**EXERCISE OBJECTIVE**:
Turn the lines of the listing below into a numbered list, starting with the line containing "annotate this image: element" and going through the line containing "- Text: O: O: [249, 137, 260, 150]". Skip blank lines, and leave the pictures out.

**DATASET CONTENT**:
— begin —

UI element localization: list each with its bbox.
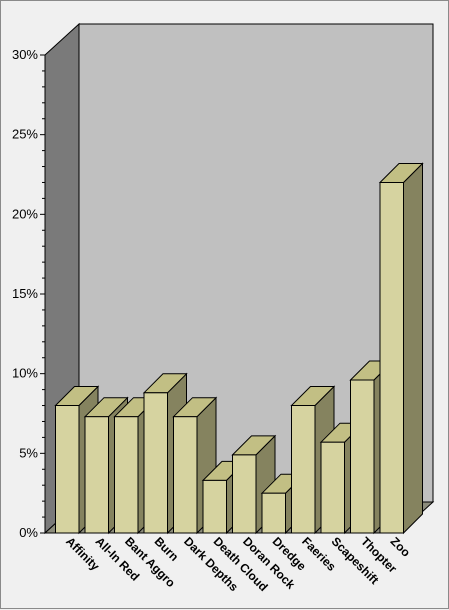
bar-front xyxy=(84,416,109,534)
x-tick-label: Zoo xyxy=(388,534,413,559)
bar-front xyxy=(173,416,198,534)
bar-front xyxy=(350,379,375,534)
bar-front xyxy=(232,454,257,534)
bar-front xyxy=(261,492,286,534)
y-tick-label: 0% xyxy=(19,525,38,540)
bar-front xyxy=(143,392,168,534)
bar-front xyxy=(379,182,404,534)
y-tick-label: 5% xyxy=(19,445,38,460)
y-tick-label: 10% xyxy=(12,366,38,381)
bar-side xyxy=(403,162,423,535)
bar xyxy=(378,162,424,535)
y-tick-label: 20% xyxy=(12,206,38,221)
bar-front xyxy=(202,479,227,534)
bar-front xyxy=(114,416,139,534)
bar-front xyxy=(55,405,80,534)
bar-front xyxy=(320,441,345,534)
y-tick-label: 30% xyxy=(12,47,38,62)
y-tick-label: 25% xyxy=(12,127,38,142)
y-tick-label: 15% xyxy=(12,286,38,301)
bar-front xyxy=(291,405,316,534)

— end —
— begin —

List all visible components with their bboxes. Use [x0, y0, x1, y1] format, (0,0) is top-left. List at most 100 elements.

— end —
— begin —

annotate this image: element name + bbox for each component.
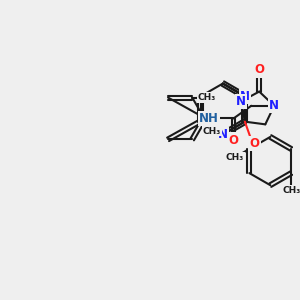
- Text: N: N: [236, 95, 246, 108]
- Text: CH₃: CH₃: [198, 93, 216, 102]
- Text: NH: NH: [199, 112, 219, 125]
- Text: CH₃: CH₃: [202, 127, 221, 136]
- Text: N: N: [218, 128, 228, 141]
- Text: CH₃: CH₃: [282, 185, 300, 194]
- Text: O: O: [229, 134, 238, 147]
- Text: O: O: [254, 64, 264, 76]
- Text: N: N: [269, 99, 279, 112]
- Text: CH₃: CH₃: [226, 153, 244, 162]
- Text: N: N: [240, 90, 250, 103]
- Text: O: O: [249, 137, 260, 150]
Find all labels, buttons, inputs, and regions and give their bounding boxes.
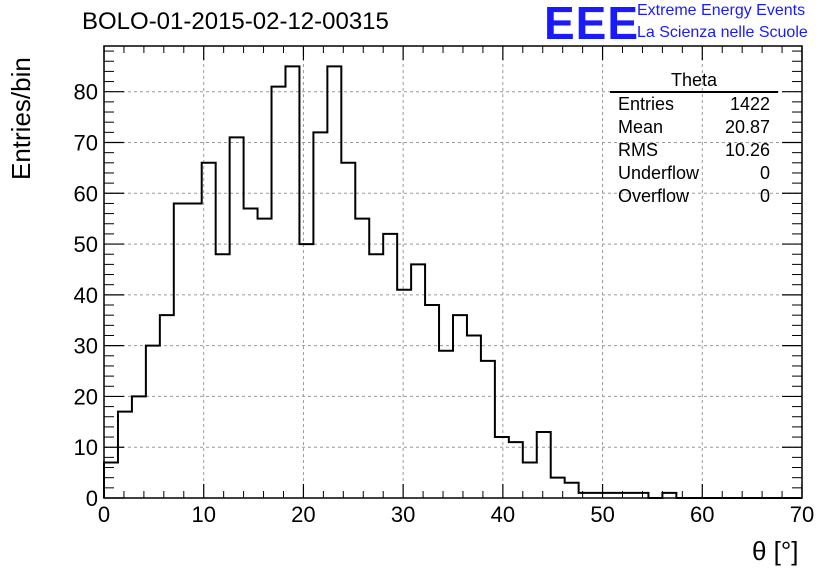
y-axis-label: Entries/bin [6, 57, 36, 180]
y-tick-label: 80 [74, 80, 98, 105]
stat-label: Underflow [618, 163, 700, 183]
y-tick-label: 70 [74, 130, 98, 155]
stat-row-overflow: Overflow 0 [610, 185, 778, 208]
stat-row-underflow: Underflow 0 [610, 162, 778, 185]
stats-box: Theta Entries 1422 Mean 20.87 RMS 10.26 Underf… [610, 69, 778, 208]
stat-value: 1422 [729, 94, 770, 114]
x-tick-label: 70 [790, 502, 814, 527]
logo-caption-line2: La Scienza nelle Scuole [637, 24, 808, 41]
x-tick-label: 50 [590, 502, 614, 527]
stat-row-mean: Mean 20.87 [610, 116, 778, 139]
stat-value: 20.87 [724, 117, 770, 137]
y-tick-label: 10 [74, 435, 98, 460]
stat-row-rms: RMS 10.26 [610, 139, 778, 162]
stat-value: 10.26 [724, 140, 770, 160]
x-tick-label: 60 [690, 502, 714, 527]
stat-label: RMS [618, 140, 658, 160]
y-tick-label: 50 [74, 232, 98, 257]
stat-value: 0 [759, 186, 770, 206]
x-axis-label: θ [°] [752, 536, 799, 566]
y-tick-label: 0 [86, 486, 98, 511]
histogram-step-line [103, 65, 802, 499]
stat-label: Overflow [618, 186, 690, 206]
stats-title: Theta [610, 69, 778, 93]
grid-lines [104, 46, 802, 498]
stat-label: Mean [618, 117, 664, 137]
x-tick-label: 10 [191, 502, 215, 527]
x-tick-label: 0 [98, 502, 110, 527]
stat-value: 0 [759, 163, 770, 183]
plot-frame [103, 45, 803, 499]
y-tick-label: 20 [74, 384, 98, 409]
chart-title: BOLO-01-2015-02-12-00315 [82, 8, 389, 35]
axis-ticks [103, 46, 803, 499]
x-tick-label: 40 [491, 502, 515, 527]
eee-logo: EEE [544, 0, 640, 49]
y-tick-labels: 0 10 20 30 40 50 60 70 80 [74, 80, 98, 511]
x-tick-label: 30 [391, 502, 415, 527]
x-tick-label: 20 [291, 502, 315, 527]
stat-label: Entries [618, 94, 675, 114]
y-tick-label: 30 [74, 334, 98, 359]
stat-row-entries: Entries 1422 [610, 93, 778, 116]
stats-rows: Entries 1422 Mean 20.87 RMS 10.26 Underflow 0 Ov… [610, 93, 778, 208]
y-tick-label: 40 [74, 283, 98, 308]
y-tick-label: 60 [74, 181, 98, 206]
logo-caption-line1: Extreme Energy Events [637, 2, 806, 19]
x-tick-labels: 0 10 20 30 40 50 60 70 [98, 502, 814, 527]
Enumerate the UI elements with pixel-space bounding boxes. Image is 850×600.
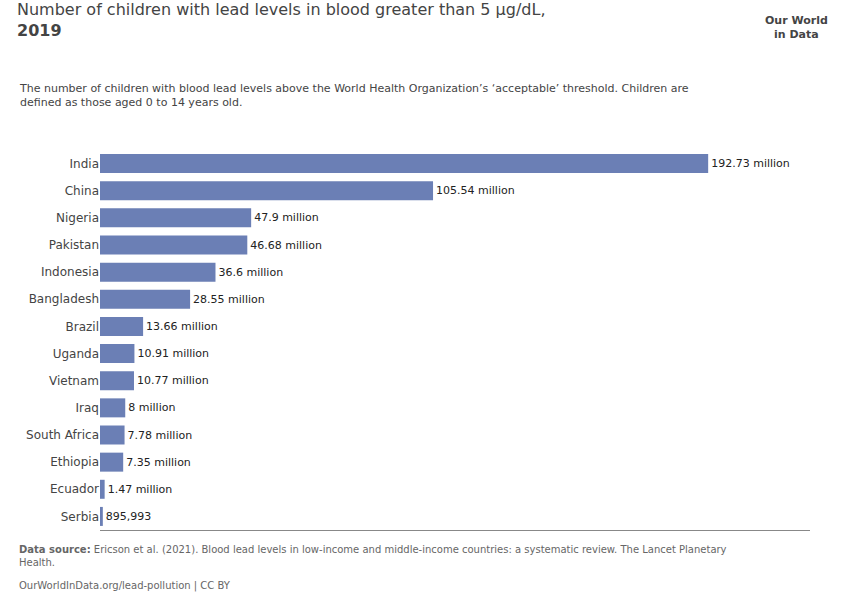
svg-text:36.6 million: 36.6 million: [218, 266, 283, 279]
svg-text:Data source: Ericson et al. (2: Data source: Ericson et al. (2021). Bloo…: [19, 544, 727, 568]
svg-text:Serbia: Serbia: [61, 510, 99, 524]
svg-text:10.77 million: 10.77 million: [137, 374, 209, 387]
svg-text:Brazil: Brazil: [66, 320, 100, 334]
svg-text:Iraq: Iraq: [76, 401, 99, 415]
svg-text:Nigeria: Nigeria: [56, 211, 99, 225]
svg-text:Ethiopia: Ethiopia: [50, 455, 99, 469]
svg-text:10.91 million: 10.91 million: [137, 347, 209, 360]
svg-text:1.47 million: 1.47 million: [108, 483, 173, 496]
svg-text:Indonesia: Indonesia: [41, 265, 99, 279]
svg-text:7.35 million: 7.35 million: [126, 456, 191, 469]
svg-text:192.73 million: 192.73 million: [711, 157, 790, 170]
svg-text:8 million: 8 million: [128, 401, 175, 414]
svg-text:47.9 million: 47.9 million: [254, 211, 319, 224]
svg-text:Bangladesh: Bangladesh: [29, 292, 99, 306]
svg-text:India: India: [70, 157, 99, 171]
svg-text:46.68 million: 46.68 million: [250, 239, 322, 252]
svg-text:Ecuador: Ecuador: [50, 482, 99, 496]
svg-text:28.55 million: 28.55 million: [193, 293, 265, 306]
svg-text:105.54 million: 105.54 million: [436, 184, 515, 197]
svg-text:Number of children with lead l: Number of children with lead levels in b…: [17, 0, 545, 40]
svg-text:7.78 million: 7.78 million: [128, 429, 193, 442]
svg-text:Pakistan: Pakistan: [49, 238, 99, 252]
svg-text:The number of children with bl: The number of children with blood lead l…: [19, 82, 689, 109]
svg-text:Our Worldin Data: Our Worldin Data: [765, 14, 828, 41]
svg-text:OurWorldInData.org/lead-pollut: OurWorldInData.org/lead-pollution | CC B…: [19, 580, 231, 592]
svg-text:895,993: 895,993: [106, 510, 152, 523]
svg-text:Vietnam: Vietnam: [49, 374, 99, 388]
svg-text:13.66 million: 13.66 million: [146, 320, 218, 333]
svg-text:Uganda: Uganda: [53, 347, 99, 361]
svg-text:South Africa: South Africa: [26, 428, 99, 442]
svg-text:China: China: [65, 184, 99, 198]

— end —

**FINISHED TASK**:
1. annotate this image: element name + bbox for each component.
2. - Text: N: N: [236, 95, 246, 108]
3. - Text: CH₃: CH₃: [198, 93, 216, 102]
4. - Text: NH: NH: [199, 112, 219, 125]
5. - Text: CH₃: CH₃: [202, 127, 221, 136]
6. - Text: N: N: [218, 128, 228, 141]
7. - Text: CH₃: CH₃: [282, 185, 300, 194]
8. - Text: O: O: [229, 134, 238, 147]
9. - Text: O: O: [254, 64, 264, 76]
10. - Text: N: N: [269, 99, 279, 112]
11. - Text: CH₃: CH₃: [226, 153, 244, 162]
12. - Text: N: N: [240, 90, 250, 103]
13. - Text: O: O: [249, 137, 260, 150]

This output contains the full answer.